Problem statement:
Copy out all of the material exactly.

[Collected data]
**********
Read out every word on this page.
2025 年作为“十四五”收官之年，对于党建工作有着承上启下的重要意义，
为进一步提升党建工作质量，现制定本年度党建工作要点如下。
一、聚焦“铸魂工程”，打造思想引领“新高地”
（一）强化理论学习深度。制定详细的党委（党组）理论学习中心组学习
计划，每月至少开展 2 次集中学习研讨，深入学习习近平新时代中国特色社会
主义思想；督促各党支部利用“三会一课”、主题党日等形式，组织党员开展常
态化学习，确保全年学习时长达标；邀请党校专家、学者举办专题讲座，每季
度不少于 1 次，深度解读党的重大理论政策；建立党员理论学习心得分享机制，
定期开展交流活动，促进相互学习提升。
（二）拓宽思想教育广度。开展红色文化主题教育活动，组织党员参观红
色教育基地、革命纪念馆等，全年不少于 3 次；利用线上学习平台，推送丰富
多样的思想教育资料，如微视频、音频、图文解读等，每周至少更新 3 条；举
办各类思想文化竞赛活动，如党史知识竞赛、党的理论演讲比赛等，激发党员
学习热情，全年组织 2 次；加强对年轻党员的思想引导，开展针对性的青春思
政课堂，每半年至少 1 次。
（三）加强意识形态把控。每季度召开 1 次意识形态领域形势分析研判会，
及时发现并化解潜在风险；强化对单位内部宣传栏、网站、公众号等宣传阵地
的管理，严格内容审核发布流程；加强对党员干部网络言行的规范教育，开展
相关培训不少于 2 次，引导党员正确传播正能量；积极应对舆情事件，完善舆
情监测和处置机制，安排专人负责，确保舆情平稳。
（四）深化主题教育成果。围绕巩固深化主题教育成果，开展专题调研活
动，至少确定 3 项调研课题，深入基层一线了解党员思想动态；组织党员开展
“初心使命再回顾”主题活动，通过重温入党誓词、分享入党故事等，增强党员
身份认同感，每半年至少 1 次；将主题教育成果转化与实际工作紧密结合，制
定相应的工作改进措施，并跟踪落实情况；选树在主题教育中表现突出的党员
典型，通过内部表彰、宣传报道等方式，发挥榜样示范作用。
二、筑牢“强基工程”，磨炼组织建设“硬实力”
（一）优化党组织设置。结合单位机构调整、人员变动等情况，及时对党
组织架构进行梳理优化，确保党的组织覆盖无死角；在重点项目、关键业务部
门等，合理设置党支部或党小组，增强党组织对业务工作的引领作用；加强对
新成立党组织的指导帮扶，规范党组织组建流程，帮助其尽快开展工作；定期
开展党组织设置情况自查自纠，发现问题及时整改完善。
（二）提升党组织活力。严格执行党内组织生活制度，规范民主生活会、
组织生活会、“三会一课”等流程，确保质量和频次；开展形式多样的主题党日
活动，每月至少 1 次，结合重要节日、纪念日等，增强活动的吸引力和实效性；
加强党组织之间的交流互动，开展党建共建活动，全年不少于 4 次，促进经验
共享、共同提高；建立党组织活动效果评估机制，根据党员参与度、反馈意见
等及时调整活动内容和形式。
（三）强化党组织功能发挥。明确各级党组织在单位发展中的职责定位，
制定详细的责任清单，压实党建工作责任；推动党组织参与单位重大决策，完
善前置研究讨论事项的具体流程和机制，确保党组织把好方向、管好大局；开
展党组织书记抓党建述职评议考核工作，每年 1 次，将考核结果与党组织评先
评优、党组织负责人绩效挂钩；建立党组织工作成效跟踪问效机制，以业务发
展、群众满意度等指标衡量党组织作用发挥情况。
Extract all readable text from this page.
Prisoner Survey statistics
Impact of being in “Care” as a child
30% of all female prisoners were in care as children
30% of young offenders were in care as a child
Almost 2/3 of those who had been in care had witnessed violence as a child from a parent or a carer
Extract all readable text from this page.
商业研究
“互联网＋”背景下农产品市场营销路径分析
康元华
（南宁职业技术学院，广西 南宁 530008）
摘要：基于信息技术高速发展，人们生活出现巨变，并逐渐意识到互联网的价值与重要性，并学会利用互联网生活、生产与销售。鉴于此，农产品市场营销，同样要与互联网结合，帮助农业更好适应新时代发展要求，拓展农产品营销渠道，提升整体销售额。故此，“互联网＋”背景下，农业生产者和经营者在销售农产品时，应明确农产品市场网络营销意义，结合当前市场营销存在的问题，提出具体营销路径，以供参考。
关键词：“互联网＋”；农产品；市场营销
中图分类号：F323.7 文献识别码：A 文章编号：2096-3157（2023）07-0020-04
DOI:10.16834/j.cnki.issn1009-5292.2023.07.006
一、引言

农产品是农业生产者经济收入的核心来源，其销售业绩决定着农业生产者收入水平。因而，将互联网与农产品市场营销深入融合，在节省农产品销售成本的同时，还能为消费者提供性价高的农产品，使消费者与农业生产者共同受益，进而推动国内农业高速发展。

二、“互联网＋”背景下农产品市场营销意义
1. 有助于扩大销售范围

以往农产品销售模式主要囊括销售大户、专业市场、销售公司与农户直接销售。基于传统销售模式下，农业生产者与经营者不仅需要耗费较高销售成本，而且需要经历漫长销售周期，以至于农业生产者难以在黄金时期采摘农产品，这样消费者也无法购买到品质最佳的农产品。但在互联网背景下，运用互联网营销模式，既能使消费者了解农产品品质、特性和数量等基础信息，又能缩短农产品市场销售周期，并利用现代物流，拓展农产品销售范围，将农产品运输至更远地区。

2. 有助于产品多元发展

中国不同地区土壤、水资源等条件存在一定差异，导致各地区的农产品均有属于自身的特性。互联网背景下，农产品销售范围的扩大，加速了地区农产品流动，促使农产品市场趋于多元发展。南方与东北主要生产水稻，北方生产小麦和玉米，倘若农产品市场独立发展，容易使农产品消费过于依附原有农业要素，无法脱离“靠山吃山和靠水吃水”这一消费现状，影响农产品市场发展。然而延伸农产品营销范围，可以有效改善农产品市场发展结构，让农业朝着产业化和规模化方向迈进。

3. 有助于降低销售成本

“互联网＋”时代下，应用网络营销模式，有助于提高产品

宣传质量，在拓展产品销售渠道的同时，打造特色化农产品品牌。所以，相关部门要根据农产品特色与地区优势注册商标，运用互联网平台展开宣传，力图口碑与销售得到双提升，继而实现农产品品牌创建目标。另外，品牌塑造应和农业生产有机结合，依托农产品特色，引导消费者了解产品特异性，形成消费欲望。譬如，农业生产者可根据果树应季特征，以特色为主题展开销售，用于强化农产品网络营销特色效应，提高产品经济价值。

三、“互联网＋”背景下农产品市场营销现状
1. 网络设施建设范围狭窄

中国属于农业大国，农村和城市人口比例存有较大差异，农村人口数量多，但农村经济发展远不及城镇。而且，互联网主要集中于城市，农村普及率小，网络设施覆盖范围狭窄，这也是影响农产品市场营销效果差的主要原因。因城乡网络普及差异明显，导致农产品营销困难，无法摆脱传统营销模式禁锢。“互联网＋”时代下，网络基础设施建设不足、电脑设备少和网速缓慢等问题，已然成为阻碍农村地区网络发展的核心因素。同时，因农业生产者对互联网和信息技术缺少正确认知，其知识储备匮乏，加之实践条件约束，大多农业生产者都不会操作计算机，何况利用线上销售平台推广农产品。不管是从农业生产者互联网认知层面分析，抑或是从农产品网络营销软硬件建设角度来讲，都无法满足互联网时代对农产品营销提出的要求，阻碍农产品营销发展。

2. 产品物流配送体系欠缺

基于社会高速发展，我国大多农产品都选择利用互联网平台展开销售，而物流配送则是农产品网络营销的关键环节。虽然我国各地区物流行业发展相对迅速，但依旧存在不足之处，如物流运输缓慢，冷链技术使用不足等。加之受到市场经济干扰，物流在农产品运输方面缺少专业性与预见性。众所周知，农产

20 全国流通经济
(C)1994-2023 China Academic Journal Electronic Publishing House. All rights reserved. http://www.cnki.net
**********
Solution:
Read out every word on this page.
2025 年作为“十四五”收官之年，对于党建工作有着承上启下的重要意义，
为进一步提升党建工作质量，现制定本年度党建工作要点如下。
一、聚焦“铸魂工程”，打造思想引领“新高地”
（一）强化理论学习深度。制定详细的党委（党组）理论学习中心组学习
计划，每月至少开展 2 次集中学习研讨，深入学习习近平新时代中国特色社会
主义思想；督促各党支部利用“三会一课”、主题党日等形式，组织党员开展常
态化学习，确保全年学习时长达标；邀请党校专家、学者举办专题讲座，每季
度不少于 1 次，深度解读党的重大理论政策；建立党员理论学习心得分享机制，
定期开展交流活动，促进相互学习提升。
（二）拓宽思想教育广度。开展红色文化主题教育活动，组织党员参观红
色教育基地、革命纪念馆等，全年不少于 3 次；利用线上学习平台，推送丰富
多样的思想教育资料，如微视频、音频、图文解读等，每周至少更新 3 条；举
办各类思想文化竞赛活动，如党史知识竞赛、党的理论演讲比赛等，激发党员
学习热情，全年组织 2 次；加强对年轻党员的思想引导，开展针对性的青春思
政课堂，每半年至少 1 次。
（三）加强意识形态把控。每季度召开 1 次意识形态领域形势分析研判会，
及时发现并化解潜在风险；强化对单位内部宣传栏、网站、公众号等宣传阵地
的管理，严格内容审核发布流程；加强对党员干部网络言行的规范教育，开展
相关培训不少于 2 次，引导党员正确传播正能量；积极应对舆情事件，完善舆
情监测和处置机制，安排专人负责，确保舆情平稳。
（四）深化主题教育成果。围绕巩固深化主题教育成果，开展专题调研活
动，至少确定 3 项调研课题，深入基层一线了解党员思想动态；组织党员开展
“初心使命再回顾”主题活动，通过重温入党誓词、分享入党故事等，增强党员
身份认同感，每半年至少 1 次；将主题教育成果转化与实际工作紧密结合，制
定相应的工作改进措施，并跟踪落实情况；选树在主题教育中表现突出的党员
典型，通过内部表彰、宣传报道等方式，发挥榜样示范作用。
二、筑牢“强基工程”，磨炼组织建设“硬实力”
（一）优化党组织设置。结合单位机构调整、人员变动等情况，及时对党
组织架构进行梳理优化，确保党的组织覆盖无死角；在重点项目、关键业务部
门等，合理设置党支部或党小组，增强党组织对业务工作的引领作用；加强对
新成立党组织的指导帮扶，规范党组织组建流程，帮助其尽快开展工作；定期
开展党组织设置情况自查自纠，发现问题及时整改完善。
（二）提升党组织活力。严格执行党内组织生活制度，规范民主生活会、
组织生活会、“三会一课”等流程，确保质量和频次；开展形式多样的主题党日
活动，每月至少 1 次，结合重要节日、纪念日等，增强活动的吸引力和实效性；
加强党组织之间的交流互动，开展党建共建活动，全年不少于 4 次，促进经验
共享、共同提高；建立党组织活动效果评估机制，根据党员参与度、反馈意见
等及时调整活动内容和形式。
（三）强化党组织功能发挥。明确各级党组织在单位发展中的职责定位，
制定详细的责任清单，压实党建工作责任；推动党组织参与单位重大决策，完
善前置研究讨论事项的具体流程和机制，确保党组织把好方向、管好大局；开
展党组织书记抓党建述职评议考核工作，每年 1 次，将考核结果与党组织评先
评优、党组织负责人绩效挂钩；建立党组织工作成效跟踪问效机制，以业务发
展、群众满意度等指标衡量党组织作用发挥情况。
Extract all readable text from this page.
Prisoner Survey statistics
Impact of being in “Care” as a child
30% of all female prisoners were in care as children
30% of young offenders were in care as a child
Almost 2/3 of those who had been in care had witnessed violence as a child from a parent or a carer
Extract all readable text from this page.
商业研究
“互联网＋”背景下农产品市场营销路径分析
康元华
（南宁职业技术学院，广西 南宁 530008）
摘要：基于信息技术高速发展，人们生活出现巨变，并逐渐意识到互联网的价值与重要性，并学会利用互联网生活、生产与销售。鉴于此，农产品市场营销，同样要与互联网结合，帮助农业更好适应新时代发展要求，拓展农产品营销渠道，提升整体销售额。故此，“互联网＋”背景下，农业生产者和经营者在销售农产品时，应明确农产品市场网络营销意义，结合当前市场营销存在的问题，提出具体营销路径，以供参考。
关键词：“互联网＋”；农产品；市场营销
中图分类号：F323.7 文献识别码：A 文章编号：2096-3157（2023）07-0020-04
DOI:10.16834/j.cnki.issn1009-5292.2023.07.006
一、引言

农产品是农业生产者经济收入的核心来源，其销售业绩决定着农业生产者收入水平。因而，将互联网与农产品市场营销深入融合，在节省农产品销售成本的同时，还能为消费者提供性价高的农产品，使消费者与农业生产者共同受益，进而推动国内农业高速发展。

二、“互联网＋”背景下农产品市场营销意义
1. 有助于扩大销售范围

以往农产品销售模式主要囊括销售大户、专业市场、销售公司与农户直接销售。基于传统销售模式下，农业生产者与经营者不仅需要耗费较高销售成本，而且需要经历漫长销售周期，以至于农业生产者难以在黄金时期采摘农产品，这样消费者也无法购买到品质最佳的农产品。但在互联网背景下，运用互联网营销模式，既能使消费者了解农产品品质、特性和数量等基础信息，又能缩短农产品市场销售周期，并利用现代物流，拓展农产品销售范围，将农产品运输至更远地区。

2. 有助于产品多元发展

中国不同地区土壤、水资源等条件存在一定差异，导致各地区的农产品均有属于自身的特性。互联网背景下，农产品销售范围的扩大，加速了地区农产品流动，促使农产品市场趋于多元发展。南方与东北主要生产水稻，北方生产小麦和玉米，倘若农产品市场独立发展，容易使农产品消费过于依附原有农业要素，无法脱离“靠山吃山和靠水吃水”这一消费现状，影响农产品市场发展。然而延伸农产品营销范围，可以有效改善农产品市场发展结构，让农业朝着产业化和规模化方向迈进。

3. 有助于降低销售成本

“互联网＋”时代下，应用网络营销模式，有助于提高产品

宣传质量，在拓展产品销售渠道的同时，打造特色化农产品品牌。所以，相关部门要根据农产品特色与地区优势注册商标，运用互联网平台展开宣传，力图口碑与销售得到双提升，继而实现农产品品牌创建目标。另外，品牌塑造应和农业生产有机结合，依托农产品特色，引导消费者了解产品特异性，形成消费欲望。譬如，农业生产者可根据果树应季特征，以特色为主题展开销售，用于强化农产品网络营销特色效应，提高产品经济价值。

三、“互联网＋”背景下农产品市场营销现状
1. 网络设施建设范围狭窄

中国属于农业大国，农村和城市人口比例存有较大差异，农村人口数量多，但农村经济发展远不及城镇。而且，互联网主要集中于城市，农村普及率小，网络设施覆盖范围狭窄，这也是影响农产品市场营销效果差的主要原因。因城乡网络普及差异明显，导致农产品营销困难，无法摆脱传统营销模式禁锢。“互联网＋”时代下，网络基础设施建设不足、电脑设备少和网速缓慢等问题，已然成为阻碍农村地区网络发展的核心因素。同时，因农业生产者对互联网和信息技术缺少正确认知，其知识储备匮乏，加之实践条件约束，大多农业生产者都不会操作计算机，何况利用线上销售平台推广农产品。不管是从农业生产者互联网认知层面分析，抑或是从农产品网络营销软硬件建设角度来讲，都无法满足互联网时代对农产品营销提出的要求，阻碍农产品营销发展。

2. 产品物流配送体系欠缺

基于社会高速发展，我国大多农产品都选择利用互联网平台展开销售，而物流配送则是农产品网络营销的关键环节。虽然我国各地区物流行业发展相对迅速，但依旧存在不足之处，如物流运输缓慢，冷链技术使用不足等。加之受到市场经济干扰，物流在农产品运输方面缺少专业性与预见性。众所周知，农产

20 全国流通经济
(C)1994-2023 China Academic Journal Electronic Publishing House. All rights reserved. http://www.cnki.net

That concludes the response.